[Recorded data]

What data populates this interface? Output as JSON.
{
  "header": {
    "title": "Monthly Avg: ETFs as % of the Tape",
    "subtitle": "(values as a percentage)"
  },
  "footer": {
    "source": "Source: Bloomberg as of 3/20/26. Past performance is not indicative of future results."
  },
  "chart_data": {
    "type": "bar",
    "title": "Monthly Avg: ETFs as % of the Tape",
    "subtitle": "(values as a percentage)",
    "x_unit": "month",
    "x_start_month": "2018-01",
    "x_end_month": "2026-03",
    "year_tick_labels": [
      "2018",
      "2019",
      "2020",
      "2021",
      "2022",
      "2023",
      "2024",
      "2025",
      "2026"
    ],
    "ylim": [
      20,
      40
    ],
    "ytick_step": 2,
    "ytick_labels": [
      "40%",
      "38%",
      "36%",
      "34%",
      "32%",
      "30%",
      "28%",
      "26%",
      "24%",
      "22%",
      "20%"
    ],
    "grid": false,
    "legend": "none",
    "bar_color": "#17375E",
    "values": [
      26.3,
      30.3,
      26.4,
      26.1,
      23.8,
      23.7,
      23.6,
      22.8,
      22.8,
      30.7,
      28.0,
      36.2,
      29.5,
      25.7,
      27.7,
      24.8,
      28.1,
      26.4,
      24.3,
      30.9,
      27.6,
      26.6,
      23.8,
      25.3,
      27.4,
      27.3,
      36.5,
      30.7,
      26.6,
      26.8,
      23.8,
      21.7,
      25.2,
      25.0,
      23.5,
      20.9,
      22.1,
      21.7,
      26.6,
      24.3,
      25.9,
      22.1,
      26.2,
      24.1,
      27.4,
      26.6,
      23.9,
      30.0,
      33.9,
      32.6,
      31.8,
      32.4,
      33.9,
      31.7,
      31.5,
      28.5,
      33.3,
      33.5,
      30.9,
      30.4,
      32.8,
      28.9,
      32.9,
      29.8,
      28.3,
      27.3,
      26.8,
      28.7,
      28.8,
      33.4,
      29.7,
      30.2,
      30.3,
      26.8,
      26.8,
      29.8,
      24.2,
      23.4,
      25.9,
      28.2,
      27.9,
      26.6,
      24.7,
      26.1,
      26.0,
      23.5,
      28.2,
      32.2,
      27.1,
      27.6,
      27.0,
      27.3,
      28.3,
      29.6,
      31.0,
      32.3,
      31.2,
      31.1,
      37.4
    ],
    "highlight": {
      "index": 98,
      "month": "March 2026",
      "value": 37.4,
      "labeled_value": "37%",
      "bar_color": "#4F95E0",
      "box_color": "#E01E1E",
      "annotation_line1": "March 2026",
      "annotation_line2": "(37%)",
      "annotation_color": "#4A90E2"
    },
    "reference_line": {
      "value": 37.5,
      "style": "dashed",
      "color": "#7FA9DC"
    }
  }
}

Task description.
In the lines above, find each one with "subtitle" and list it.

Expected output.
    "subtitle": "(values as a percentage)"
    "subtitle": "(values as a percentage)",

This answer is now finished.